_Directive_. Copy every line of the records below that holds the word "xlabel".

_Data for processing_.

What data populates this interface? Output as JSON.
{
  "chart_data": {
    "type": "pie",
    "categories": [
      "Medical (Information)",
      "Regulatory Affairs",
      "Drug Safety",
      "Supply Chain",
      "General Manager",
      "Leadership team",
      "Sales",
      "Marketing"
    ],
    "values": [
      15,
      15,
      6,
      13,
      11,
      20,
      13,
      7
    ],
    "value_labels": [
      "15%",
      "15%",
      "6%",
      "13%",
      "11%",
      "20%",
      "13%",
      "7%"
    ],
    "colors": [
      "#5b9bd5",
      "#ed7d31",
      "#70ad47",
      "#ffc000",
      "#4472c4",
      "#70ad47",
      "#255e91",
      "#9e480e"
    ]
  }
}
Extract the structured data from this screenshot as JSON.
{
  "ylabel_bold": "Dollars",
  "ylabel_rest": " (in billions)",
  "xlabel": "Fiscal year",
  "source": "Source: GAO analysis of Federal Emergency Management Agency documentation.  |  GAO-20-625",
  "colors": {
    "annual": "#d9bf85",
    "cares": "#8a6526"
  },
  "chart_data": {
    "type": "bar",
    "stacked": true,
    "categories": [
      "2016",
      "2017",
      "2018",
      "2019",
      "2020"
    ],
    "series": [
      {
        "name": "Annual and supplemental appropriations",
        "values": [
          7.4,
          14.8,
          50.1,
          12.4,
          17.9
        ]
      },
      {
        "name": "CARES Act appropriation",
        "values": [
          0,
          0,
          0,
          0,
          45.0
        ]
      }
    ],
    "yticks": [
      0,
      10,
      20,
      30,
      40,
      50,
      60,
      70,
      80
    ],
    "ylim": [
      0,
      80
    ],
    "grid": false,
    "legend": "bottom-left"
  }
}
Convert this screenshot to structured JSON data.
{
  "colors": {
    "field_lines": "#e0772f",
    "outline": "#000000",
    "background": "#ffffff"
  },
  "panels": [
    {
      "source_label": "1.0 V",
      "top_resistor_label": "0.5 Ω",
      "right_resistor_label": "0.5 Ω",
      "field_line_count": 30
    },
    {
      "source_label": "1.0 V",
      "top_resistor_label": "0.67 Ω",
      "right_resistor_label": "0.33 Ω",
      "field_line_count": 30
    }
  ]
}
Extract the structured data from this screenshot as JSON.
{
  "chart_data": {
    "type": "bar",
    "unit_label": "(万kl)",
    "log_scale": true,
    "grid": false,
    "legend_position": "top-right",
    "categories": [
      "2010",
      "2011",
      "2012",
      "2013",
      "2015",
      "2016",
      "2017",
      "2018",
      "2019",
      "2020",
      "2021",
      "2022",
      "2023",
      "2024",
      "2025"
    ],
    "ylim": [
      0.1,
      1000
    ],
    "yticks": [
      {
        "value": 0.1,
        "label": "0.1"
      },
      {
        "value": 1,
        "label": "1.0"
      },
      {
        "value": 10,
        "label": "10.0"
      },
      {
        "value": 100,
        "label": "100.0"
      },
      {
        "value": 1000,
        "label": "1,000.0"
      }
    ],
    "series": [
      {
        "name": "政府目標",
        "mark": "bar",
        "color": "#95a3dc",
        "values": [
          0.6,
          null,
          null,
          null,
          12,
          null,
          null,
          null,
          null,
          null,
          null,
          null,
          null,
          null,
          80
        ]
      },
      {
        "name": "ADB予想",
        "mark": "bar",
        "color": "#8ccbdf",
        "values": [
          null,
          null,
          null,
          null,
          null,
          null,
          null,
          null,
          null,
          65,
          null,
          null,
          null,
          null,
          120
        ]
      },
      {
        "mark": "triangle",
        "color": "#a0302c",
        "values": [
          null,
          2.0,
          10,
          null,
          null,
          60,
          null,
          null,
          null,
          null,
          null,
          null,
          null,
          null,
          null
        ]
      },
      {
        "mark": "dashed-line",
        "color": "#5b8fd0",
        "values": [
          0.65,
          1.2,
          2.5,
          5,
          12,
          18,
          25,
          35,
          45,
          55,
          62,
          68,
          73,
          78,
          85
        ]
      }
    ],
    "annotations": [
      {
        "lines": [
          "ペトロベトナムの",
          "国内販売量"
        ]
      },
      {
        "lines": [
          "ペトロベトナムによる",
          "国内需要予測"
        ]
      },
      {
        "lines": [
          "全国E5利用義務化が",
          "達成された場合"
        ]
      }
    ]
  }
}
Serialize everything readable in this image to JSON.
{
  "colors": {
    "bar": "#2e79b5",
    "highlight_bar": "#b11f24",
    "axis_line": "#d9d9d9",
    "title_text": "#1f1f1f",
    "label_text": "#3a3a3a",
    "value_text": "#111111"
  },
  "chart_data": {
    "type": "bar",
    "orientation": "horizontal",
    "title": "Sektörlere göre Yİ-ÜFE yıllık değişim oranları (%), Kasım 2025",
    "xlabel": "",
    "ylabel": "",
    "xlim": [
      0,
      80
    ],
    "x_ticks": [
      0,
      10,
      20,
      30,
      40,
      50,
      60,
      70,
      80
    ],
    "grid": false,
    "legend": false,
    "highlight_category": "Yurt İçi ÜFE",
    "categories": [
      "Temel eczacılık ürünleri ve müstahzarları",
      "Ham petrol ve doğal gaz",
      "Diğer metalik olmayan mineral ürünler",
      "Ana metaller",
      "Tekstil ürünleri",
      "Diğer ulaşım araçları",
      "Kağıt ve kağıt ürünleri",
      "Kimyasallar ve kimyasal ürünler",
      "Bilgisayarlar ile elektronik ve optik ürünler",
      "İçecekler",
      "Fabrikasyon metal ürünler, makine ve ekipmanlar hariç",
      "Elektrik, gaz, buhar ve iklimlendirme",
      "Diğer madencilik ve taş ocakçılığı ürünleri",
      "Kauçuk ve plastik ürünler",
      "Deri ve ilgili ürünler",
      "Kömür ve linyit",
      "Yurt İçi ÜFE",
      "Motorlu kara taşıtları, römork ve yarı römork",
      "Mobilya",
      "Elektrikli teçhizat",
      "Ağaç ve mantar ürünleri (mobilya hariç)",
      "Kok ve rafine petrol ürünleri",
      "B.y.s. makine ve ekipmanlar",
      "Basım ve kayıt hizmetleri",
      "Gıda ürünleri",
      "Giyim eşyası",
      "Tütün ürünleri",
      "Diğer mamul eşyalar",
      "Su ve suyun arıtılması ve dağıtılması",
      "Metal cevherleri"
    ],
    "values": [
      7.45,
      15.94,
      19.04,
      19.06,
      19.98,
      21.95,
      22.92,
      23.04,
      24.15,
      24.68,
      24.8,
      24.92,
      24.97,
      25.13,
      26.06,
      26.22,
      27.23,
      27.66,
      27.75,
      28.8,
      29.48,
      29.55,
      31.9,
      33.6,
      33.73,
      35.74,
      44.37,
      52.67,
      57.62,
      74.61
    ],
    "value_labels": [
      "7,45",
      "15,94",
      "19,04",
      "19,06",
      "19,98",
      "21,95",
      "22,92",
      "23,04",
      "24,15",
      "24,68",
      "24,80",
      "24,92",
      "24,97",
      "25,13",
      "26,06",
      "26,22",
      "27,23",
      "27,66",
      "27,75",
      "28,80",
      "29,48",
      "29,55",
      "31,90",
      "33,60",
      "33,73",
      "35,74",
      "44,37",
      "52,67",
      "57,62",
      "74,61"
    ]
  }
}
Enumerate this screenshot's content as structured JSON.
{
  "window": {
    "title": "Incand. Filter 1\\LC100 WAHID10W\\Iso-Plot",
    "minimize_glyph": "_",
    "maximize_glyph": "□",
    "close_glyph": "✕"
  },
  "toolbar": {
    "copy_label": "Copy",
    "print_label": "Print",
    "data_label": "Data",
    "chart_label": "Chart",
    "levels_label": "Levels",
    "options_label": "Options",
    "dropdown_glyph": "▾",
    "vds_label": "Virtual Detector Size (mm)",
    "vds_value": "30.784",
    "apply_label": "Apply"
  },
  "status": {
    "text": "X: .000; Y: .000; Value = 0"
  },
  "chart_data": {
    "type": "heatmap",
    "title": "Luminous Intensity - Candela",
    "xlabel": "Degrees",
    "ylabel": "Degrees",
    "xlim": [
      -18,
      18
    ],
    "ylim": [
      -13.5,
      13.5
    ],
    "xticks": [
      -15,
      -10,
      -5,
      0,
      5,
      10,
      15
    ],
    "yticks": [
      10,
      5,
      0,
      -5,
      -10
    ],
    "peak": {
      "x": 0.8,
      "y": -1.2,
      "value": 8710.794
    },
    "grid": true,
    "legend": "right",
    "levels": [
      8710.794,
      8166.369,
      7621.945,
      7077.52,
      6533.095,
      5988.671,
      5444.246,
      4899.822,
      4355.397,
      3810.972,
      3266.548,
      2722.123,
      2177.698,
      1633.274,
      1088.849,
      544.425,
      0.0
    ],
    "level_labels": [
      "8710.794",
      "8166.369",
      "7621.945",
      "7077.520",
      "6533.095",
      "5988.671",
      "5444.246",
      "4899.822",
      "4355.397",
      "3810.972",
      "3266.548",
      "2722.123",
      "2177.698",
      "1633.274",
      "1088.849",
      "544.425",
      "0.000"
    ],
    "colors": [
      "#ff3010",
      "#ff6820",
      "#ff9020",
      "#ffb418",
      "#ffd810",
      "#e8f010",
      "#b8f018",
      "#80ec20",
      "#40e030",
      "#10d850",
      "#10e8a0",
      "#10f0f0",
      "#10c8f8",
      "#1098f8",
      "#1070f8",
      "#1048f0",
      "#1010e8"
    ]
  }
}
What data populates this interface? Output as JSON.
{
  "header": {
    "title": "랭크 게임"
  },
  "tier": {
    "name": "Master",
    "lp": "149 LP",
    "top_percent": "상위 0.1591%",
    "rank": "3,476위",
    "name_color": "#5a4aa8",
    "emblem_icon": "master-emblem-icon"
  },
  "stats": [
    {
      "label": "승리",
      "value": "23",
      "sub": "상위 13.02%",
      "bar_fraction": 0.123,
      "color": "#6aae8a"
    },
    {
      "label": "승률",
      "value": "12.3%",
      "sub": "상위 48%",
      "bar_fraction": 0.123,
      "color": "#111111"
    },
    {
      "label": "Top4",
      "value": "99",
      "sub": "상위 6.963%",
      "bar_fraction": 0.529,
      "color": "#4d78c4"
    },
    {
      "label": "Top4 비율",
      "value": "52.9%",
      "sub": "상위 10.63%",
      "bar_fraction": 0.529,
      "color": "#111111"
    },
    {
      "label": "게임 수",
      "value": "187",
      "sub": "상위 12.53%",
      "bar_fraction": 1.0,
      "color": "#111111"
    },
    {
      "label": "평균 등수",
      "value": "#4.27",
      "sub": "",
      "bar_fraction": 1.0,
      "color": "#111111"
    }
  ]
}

_Worked answer_.
  "xlabel": "Fiscal year",
    "xlabel": "",
    "xlabel": "Degrees",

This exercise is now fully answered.